§ Your objective
Return every one of the following lines word for word, with nothing changed or left out.

Stored data
● ● ● ● ●

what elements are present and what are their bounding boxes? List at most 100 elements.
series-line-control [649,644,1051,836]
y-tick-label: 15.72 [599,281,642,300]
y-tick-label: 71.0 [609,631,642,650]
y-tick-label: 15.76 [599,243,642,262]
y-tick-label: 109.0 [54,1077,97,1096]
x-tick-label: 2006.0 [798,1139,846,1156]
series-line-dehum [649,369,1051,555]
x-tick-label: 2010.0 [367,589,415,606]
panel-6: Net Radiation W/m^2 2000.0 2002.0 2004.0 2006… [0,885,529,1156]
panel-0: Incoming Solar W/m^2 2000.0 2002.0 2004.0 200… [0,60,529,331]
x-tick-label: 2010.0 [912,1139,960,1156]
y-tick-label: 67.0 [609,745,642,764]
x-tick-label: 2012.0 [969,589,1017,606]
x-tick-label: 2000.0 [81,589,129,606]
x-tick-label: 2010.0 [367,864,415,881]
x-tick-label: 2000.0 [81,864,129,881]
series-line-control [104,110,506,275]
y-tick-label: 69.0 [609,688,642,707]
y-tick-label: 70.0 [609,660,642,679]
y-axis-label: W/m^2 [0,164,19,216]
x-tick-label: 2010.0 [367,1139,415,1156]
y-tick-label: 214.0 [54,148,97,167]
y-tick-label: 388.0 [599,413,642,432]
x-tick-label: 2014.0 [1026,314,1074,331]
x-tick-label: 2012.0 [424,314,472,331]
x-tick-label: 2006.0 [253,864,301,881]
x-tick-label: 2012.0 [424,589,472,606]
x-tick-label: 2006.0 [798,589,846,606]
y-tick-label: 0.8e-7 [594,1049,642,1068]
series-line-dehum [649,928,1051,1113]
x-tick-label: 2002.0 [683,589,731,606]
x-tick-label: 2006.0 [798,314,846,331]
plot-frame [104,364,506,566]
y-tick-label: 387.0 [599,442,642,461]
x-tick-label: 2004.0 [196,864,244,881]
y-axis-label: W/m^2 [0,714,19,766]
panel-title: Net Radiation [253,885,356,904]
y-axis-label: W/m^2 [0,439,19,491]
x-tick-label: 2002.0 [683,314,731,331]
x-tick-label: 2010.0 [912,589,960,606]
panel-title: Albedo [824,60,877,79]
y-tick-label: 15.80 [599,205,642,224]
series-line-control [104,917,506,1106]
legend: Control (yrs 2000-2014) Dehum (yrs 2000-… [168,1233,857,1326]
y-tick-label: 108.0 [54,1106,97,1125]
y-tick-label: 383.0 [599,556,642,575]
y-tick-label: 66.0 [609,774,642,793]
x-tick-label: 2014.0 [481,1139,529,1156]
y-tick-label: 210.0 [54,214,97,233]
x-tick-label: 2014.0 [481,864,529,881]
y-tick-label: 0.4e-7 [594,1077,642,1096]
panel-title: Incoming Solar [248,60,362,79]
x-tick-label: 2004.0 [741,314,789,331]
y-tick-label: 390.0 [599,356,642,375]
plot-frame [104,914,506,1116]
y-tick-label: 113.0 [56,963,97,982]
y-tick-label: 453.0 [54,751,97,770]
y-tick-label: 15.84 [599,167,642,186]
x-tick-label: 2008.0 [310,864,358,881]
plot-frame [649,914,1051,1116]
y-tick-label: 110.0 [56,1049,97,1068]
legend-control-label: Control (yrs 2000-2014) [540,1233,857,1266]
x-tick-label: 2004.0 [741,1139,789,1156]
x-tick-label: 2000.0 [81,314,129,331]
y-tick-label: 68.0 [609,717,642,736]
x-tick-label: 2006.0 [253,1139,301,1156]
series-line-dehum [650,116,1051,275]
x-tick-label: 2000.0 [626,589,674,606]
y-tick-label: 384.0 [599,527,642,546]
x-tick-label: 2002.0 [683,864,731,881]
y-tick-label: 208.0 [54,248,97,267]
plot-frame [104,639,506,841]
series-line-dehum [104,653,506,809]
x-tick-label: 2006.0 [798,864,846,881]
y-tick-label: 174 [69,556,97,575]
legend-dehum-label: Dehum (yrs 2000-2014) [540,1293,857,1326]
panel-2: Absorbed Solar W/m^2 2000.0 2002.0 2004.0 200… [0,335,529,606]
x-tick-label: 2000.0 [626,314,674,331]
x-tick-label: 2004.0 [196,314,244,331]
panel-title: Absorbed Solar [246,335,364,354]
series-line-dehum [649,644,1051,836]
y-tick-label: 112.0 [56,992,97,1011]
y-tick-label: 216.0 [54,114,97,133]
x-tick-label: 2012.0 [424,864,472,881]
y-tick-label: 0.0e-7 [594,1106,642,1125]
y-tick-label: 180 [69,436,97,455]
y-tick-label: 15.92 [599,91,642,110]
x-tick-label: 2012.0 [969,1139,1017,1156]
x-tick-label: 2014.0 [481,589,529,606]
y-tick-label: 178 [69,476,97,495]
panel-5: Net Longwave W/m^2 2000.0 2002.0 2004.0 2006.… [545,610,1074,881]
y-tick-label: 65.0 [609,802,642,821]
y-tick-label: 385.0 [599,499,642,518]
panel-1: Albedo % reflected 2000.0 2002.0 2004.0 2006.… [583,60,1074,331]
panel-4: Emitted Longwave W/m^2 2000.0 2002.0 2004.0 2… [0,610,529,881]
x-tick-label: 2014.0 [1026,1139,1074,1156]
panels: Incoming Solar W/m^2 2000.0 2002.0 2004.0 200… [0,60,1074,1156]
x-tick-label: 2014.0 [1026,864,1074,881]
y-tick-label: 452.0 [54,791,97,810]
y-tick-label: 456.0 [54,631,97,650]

● ● ● ● ●

§ Full answer
what elements are present and what are their bounding boxes? List at most 100 elements.
series-line-control [649,644,1051,836]
y-tick-label: 15.72 [599,281,642,300]
y-tick-label: 71.0 [609,631,642,650]
y-tick-label: 15.76 [599,243,642,262]
y-tick-label: 109.0 [54,1077,97,1096]
x-tick-label: 2006.0 [798,1139,846,1156]
series-line-dehum [649,369,1051,555]
x-tick-label: 2010.0 [367,589,415,606]
panel-6: Net Radiation W/m^2 2000.0 2002.0 2004.0 2006… [0,885,529,1156]
panel-0: Incoming Solar W/m^2 2000.0 2002.0 2004.0 200… [0,60,529,331]
x-tick-label: 2010.0 [912,1139,960,1156]
y-tick-label: 67.0 [609,745,642,764]
x-tick-label: 2012.0 [969,589,1017,606]
x-tick-label: 2000.0 [81,589,129,606]
x-tick-label: 2010.0 [367,864,415,881]
x-tick-label: 2000.0 [81,864,129,881]
series-line-control [104,110,506,275]
y-tick-label: 69.0 [609,688,642,707]
y-tick-label: 70.0 [609,660,642,679]
y-axis-label: W/m^2 [0,164,19,216]
x-tick-label: 2010.0 [367,1139,415,1156]
y-tick-label: 214.0 [54,148,97,167]
y-tick-label: 388.0 [599,413,642,432]
x-tick-label: 2014.0 [1026,314,1074,331]
x-tick-label: 2012.0 [424,314,472,331]
x-tick-label: 2006.0 [253,864,301,881]
x-tick-label: 2012.0 [424,589,472,606]
x-tick-label: 2006.0 [798,589,846,606]
y-tick-label: 0.8e-7 [594,1049,642,1068]
series-line-dehum [649,928,1051,1113]
x-tick-label: 2002.0 [683,589,731,606]
x-tick-label: 2006.0 [798,314,846,331]
plot-frame [104,364,506,566]
y-tick-label: 387.0 [599,442,642,461]
x-tick-label: 2004.0 [196,864,244,881]
y-axis-label: W/m^2 [0,714,19,766]
panel-title: Net Radiation [253,885,356,904]
y-axis-label: W/m^2 [0,439,19,491]
x-tick-label: 2002.0 [683,314,731,331]
x-tick-label: 2010.0 [912,589,960,606]
panel-title: Albedo [824,60,877,79]
y-tick-label: 15.80 [599,205,642,224]
series-line-control [104,917,506,1106]
legend: Control (yrs 2000-2014) Dehum (yrs 2000-… [168,1233,857,1326]
y-tick-label: 108.0 [54,1106,97,1125]
y-tick-label: 383.0 [599,556,642,575]
y-tick-label: 66.0 [609,774,642,793]
x-tick-label: 2014.0 [481,1139,529,1156]
y-tick-label: 210.0 [54,214,97,233]
x-tick-label: 2014.0 [481,864,529,881]
y-tick-label: 0.4e-7 [594,1077,642,1096]
panel-title: Incoming Solar [248,60,362,79]
x-tick-label: 2004.0 [741,314,789,331]
y-tick-label: 390.0 [599,356,642,375]
plot-frame [104,914,506,1116]
y-tick-label: 113.0 [56,963,97,982]
y-tick-label: 453.0 [54,751,97,770]
y-tick-label: 15.84 [599,167,642,186]
x-tick-label: 2008.0 [310,864,358,881]
plot-frame [649,914,1051,1116]
y-tick-label: 110.0 [56,1049,97,1068]
legend-control-label: Control (yrs 2000-2014) [540,1233,857,1266]
x-tick-label: 2004.0 [741,1139,789,1156]
x-tick-label: 2000.0 [81,314,129,331]
y-tick-label: 68.0 [609,717,642,736]
x-tick-label: 2006.0 [253,1139,301,1156]
series-line-dehum [650,116,1051,275]
x-tick-label: 2000.0 [626,589,674,606]
y-tick-label: 384.0 [599,527,642,546]
x-tick-label: 2002.0 [683,864,731,881]
y-tick-label: 208.0 [54,248,97,267]
plot-frame [104,639,506,841]
series-line-dehum [104,653,506,809]
x-tick-label: 2006.0 [798,864,846,881]
y-tick-label: 174 [69,556,97,575]
legend-dehum-label: Dehum (yrs 2000-2014) [540,1293,857,1326]
panel-2: Absorbed Solar W/m^2 2000.0 2002.0 2004.0 200… [0,335,529,606]
x-tick-label: 2000.0 [626,314,674,331]
x-tick-label: 2004.0 [196,314,244,331]
panel-title: Absorbed Solar [246,335,364,354]
series-line-dehum [649,644,1051,836]
y-tick-label: 112.0 [56,992,97,1011]
y-tick-label: 216.0 [54,114,97,133]
x-tick-label: 2012.0 [424,864,472,881]
y-tick-label: 0.0e-7 [594,1106,642,1125]
y-tick-label: 180 [69,436,97,455]
y-tick-label: 15.92 [599,91,642,110]
x-tick-label: 2012.0 [969,1139,1017,1156]
x-tick-label: 2014.0 [481,589,529,606]
y-tick-label: 178 [69,476,97,495]
panel-5: Net Longwave W/m^2 2000.0 2002.0 2004.0 2006.… [545,610,1074,881]
y-tick-label: 65.0 [609,802,642,821]
y-tick-label: 385.0 [599,499,642,518]
panel-1: Albedo % reflected 2000.0 2002.0 2004.0 2006.… [583,60,1074,331]
panel-4: Emitted Longwave W/m^2 2000.0 2002.0 2004.0 2… [0,610,529,881]
x-tick-label: 2014.0 [1026,1139,1074,1156]
panels: Incoming Solar W/m^2 2000.0 2002.0 2004.0 200… [0,60,1074,1156]
x-tick-label: 2014.0 [1026,864,1074,881]
y-tick-label: 452.0 [54,791,97,810]
y-tick-label: 456.0 [54,631,97,650]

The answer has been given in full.